== EXERCISE ==
Reproduce the stretch from the line containing "663, 400, 676]" through the line containing "312, 214, 323]", swapping "x-tick-label" for "x-axis-label" and leaving everything else unchanged.

--- Begin DATA EXTRACT ---

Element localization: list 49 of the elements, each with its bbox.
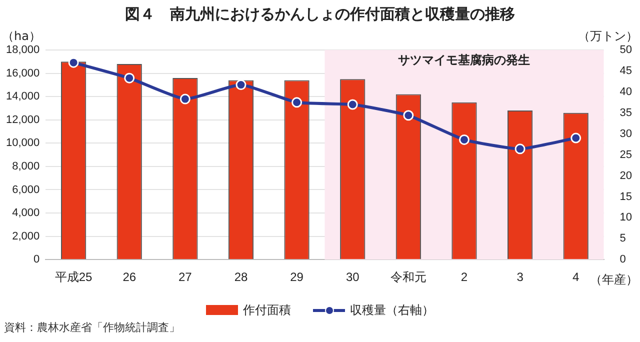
y-tick-label: 0 xyxy=(34,254,40,266)
y2-tick-label: 25 xyxy=(620,148,632,161)
point xyxy=(514,144,526,154)
chart-title: 図４ 南九州におけるかんしょの作付面積と収穫量の推移 xyxy=(124,4,516,25)
y2-tick-label: 20 xyxy=(620,170,632,182)
y2-axis-title: （万トン） xyxy=(578,29,638,44)
y-tick-label: 8,000 xyxy=(12,160,40,172)
y2-tick-label: 5 xyxy=(620,232,626,245)
point xyxy=(68,57,79,68)
x-tick-label: 4 xyxy=(572,270,580,284)
y2-tick-label: 15 xyxy=(620,190,632,203)
x-tick-label: 30 xyxy=(346,270,360,284)
x-tick-label: 26 xyxy=(122,270,136,284)
x-tick-label: 令和元 xyxy=(390,270,426,284)
point xyxy=(458,134,470,145)
x-tick-label: 29 xyxy=(290,270,304,284)
y-tick-label: 16,000 xyxy=(6,67,40,80)
point xyxy=(236,80,246,90)
y2-tick-label: 0 xyxy=(620,254,626,266)
y-tick-label: 6,000 xyxy=(12,184,40,196)
legend-label: 収穫量（右軸） xyxy=(350,302,434,318)
point xyxy=(570,132,582,144)
point xyxy=(124,72,135,84)
y-tick-label: 4,000 xyxy=(12,207,40,220)
x-tick-label: 2 xyxy=(460,270,468,284)
x-tick-label: 27 xyxy=(178,270,192,284)
point xyxy=(347,99,358,110)
y2-tick-label: 35 xyxy=(620,106,632,119)
y2-tick-label: 50 xyxy=(620,44,632,56)
x-tick-label: 平成25 xyxy=(54,270,93,284)
band-label: サツマイモ基腐病の発生 xyxy=(398,53,530,68)
y2-tick-label: 45 xyxy=(620,64,632,77)
y-tick-label: 14,000 xyxy=(6,90,40,103)
y2-tick-label: 40 xyxy=(620,86,632,98)
y-axis-title: （ha） xyxy=(2,29,41,44)
y-tick-label: 2,000 xyxy=(12,230,40,242)
x-axis-title: （年産） xyxy=(590,272,638,287)
x-tick-label: 3 xyxy=(516,270,524,284)
text: 資料：農林水産省「作物統計調査」 xyxy=(3,320,181,335)
y-tick-label: 18,000 xyxy=(6,44,40,56)
point xyxy=(180,94,190,104)
y-tick-label: 12,000 xyxy=(6,114,40,126)
y2-tick-label: 30 xyxy=(620,128,632,140)
point xyxy=(403,110,414,121)
legend-label: 作付面積 xyxy=(243,302,291,318)
y2-tick-label: 10 xyxy=(620,212,632,224)
y-tick-label: 10,000 xyxy=(6,137,40,150)
point xyxy=(292,97,302,108)
x-tick-label: 28 xyxy=(234,270,248,284)
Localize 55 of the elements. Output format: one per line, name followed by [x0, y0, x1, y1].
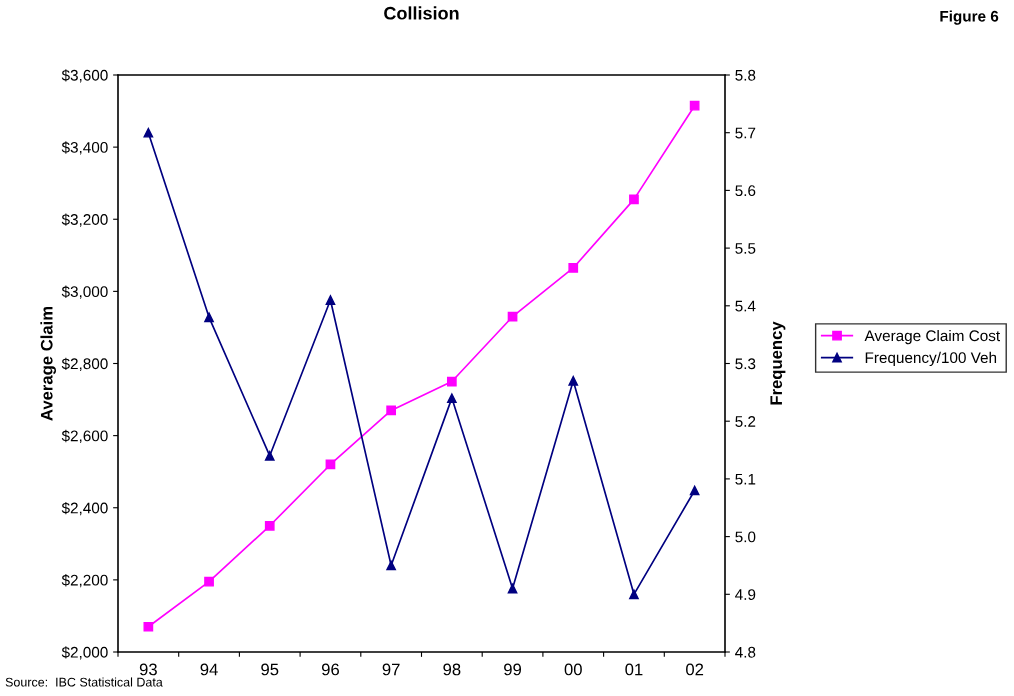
x-tick-label: 97	[382, 663, 400, 676]
x-tick-label: 96	[321, 663, 339, 676]
point	[446, 393, 457, 403]
x-tick-label: 94	[200, 663, 218, 676]
y-tick-label: $2,400	[61, 501, 108, 516]
y2-tick-label: 5.5	[735, 243, 756, 254]
x-tick-label: 02	[686, 663, 704, 676]
point	[204, 312, 214, 323]
y2-tick-label: 4.9	[735, 589, 756, 600]
point	[204, 576, 214, 587]
point	[446, 376, 457, 387]
chart-title: Collision	[384, 6, 459, 20]
point	[629, 194, 639, 205]
point	[689, 100, 700, 111]
x-tick-label: 93	[139, 663, 157, 676]
y2-tick-label: 5.2	[735, 416, 756, 427]
y-tick-label: $2,800	[61, 357, 108, 371]
y-tick-label: $3,000	[61, 285, 108, 299]
x-tick-label: 00	[564, 663, 582, 676]
y2-tick-label: 5.8	[735, 69, 756, 81]
y-tick-label: $2,200	[61, 574, 108, 588]
x-tick-label: 98	[443, 663, 461, 676]
y2-tick-label: 5.0	[735, 531, 756, 543]
point	[568, 375, 579, 386]
caption: Figure 6	[940, 10, 999, 25]
y2-axis-title: Frequency	[770, 321, 786, 405]
y2-tick-label: 5.1	[735, 473, 756, 485]
point	[386, 560, 397, 571]
x-tick-label: 99	[504, 663, 522, 676]
point	[689, 485, 700, 496]
y-tick-label: $2,600	[61, 429, 108, 444]
point	[507, 583, 518, 594]
point	[325, 295, 336, 305]
y2-tick-label: 5.6	[735, 185, 756, 197]
y-tick-label: $3,200	[61, 213, 108, 227]
point	[264, 520, 275, 531]
y2-tick-label: 4.8	[735, 646, 756, 658]
x-tick-label: 01	[625, 663, 643, 676]
y-tick-label: $3,600	[61, 69, 108, 83]
legend-label: Frequency/100 Veh	[865, 351, 997, 367]
point	[629, 589, 639, 600]
point	[143, 127, 154, 138]
x-tick-label: 95	[261, 663, 279, 676]
point	[264, 450, 275, 461]
legend-label: Average Claim Cost	[864, 329, 1000, 345]
y-axis-title: Average Claim	[40, 306, 56, 421]
point	[386, 405, 397, 416]
y2-tick-label: 5.3	[735, 358, 756, 370]
point	[143, 621, 154, 632]
y2-tick-label: 5.4	[735, 300, 756, 312]
source-note: Source: IBC Statistical Data	[5, 677, 163, 687]
y-tick-label: $3,400	[61, 141, 108, 155]
point	[568, 263, 579, 273]
y2-tick-label: 5.7	[735, 127, 756, 139]
y-tick-label: $2,000	[61, 646, 108, 660]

--- End DATA EXTRACT ---

== ANSWER TO THE EXERCISE ==
x-axis-label: 97	[382, 663, 400, 676]
x-axis-label: 96	[321, 663, 339, 676]
point	[446, 393, 457, 403]
x-axis-label: 94	[200, 663, 218, 676]
y-tick-label: $2,400	[61, 501, 108, 516]
y2-tick-label: 5.5	[735, 243, 756, 254]
x-axis-label: 02	[686, 663, 704, 676]
point	[204, 312, 214, 323]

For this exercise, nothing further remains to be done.